» **Written exercise**
Give the entries back exactly, dropping each image.

Figure record extracts:
-- Start --

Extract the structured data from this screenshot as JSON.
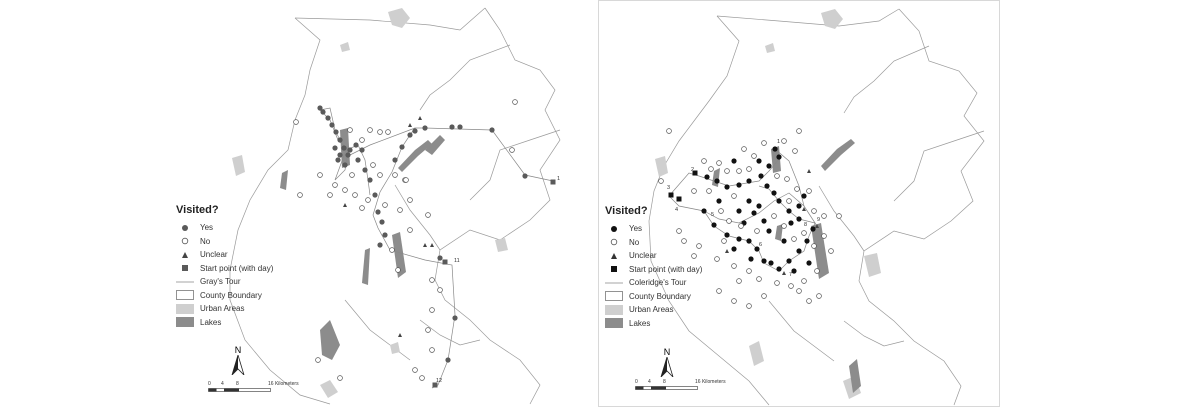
{
  "maps": [
    {
      "id": "gray",
      "legend": {
        "title": "Visited?",
        "items": [
          {
            "symbol": "yes",
            "label": "Yes"
          },
          {
            "symbol": "no",
            "label": "No"
          },
          {
            "symbol": "unclear",
            "label": "Unclear"
          },
          {
            "symbol": "start",
            "label": "Start point (with day)"
          },
          {
            "symbol": "tour",
            "label": "Gray's Tour"
          },
          {
            "symbol": "county",
            "label": "County Boundary"
          },
          {
            "symbol": "urban",
            "label": "Urban Areas"
          },
          {
            "symbol": "lakes",
            "label": "Lakes"
          }
        ]
      },
      "north_label": "N",
      "scale": {
        "ticks": [
          "0",
          "4",
          "8",
          "16 Kilometers"
        ]
      },
      "start_labels": [
        "1",
        "11",
        "12"
      ],
      "yes_color": "#5a5a5a"
    },
    {
      "id": "coleridge",
      "legend": {
        "title": "Visited?",
        "items": [
          {
            "symbol": "yes",
            "label": "Yes"
          },
          {
            "symbol": "no",
            "label": "No"
          },
          {
            "symbol": "unclear",
            "label": "Unclear"
          },
          {
            "symbol": "start",
            "label": "Start point (with day)"
          },
          {
            "symbol": "tour",
            "label": "Coleridge's Tour"
          },
          {
            "symbol": "county",
            "label": "County Boundary"
          },
          {
            "symbol": "urban",
            "label": "Urban Areas"
          },
          {
            "symbol": "lakes",
            "label": "Lakes"
          }
        ]
      },
      "north_label": "N",
      "scale": {
        "ticks": [
          "0",
          "4",
          "8",
          "16 Kilometers"
        ]
      },
      "start_labels": [
        "1",
        "2",
        "3",
        "4",
        "5",
        "6",
        "7",
        "8",
        "9"
      ],
      "yes_color": "#111111"
    }
  ],
  "colors": {
    "boundary": "#9a9a9a",
    "lake": "#8c8c8c",
    "urban": "#cfcfcf",
    "route": "#888888"
  }
}
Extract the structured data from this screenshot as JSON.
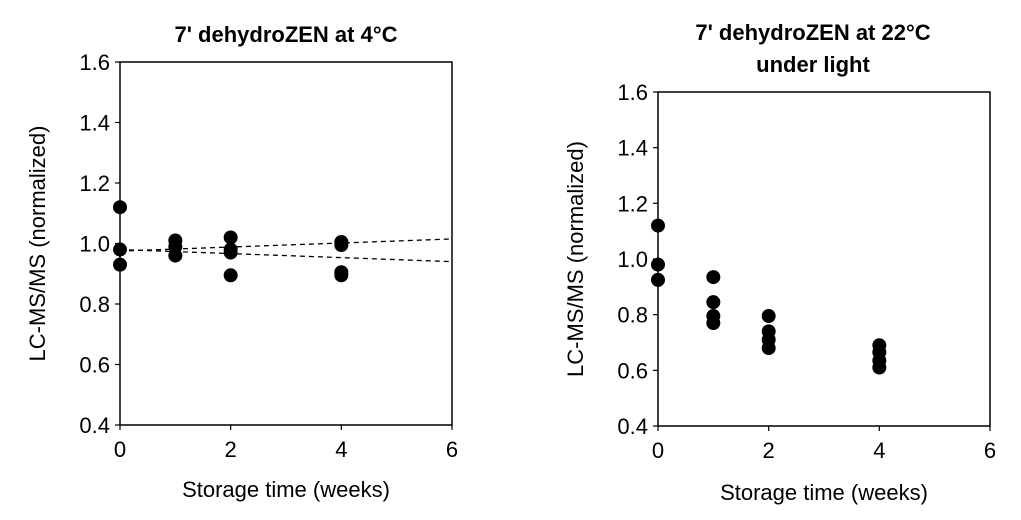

-- End --

» **Result below**
Extract the structured data from this screenshot as JSON.
{
  "maps": [
    {
      "id": "gray",
      "legend": {
        "title": "Visited?",
        "items": [
          {
            "symbol": "yes",
            "label": "Yes"
          },
          {
            "symbol": "no",
            "label": "No"
          },
          {
            "symbol": "unclear",
            "label": "Unclear"
          },
          {
            "symbol": "start",
            "label": "Start point (with day)"
          },
          {
            "symbol": "tour",
            "label": "Gray's Tour"
          },
          {
            "symbol": "county",
            "label": "County Boundary"
          },
          {
            "symbol": "urban",
            "label": "Urban Areas"
          },
          {
            "symbol": "lakes",
            "label": "Lakes"
          }
        ]
      },
      "north_label": "N",
      "scale": {
        "ticks": [
          "0",
          "4",
          "8",
          "16 Kilometers"
        ]
      },
      "start_labels": [
        "1",
        "11",
        "12"
      ],
      "yes_color": "#5a5a5a"
    },
    {
      "id": "coleridge",
      "legend": {
        "title": "Visited?",
        "items": [
          {
            "symbol": "yes",
            "label": "Yes"
          },
          {
            "symbol": "no",
            "label": "No"
          },
          {
            "symbol": "unclear",
            "label": "Unclear"
          },
          {
            "symbol": "start",
            "label": "Start point (with day)"
          },
          {
            "symbol": "tour",
            "label": "Coleridge's Tour"
          },
          {
            "symbol": "county",
            "label": "County Boundary"
          },
          {
            "symbol": "urban",
            "label": "Urban Areas"
          },
          {
            "symbol": "lakes",
            "label": "Lakes"
          }
        ]
      },
      "north_label": "N",
      "scale": {
        "ticks": [
          "0",
          "4",
          "8",
          "16 Kilometers"
        ]
      },
      "start_labels": [
        "1",
        "2",
        "3",
        "4",
        "5",
        "6",
        "7",
        "8",
        "9"
      ],
      "yes_color": "#111111"
    }
  ],
  "colors": {
    "boundary": "#9a9a9a",
    "lake": "#8c8c8c",
    "urban": "#cfcfcf",
    "route": "#888888"
  }
}
Extract the structured data from this screenshot as JSON.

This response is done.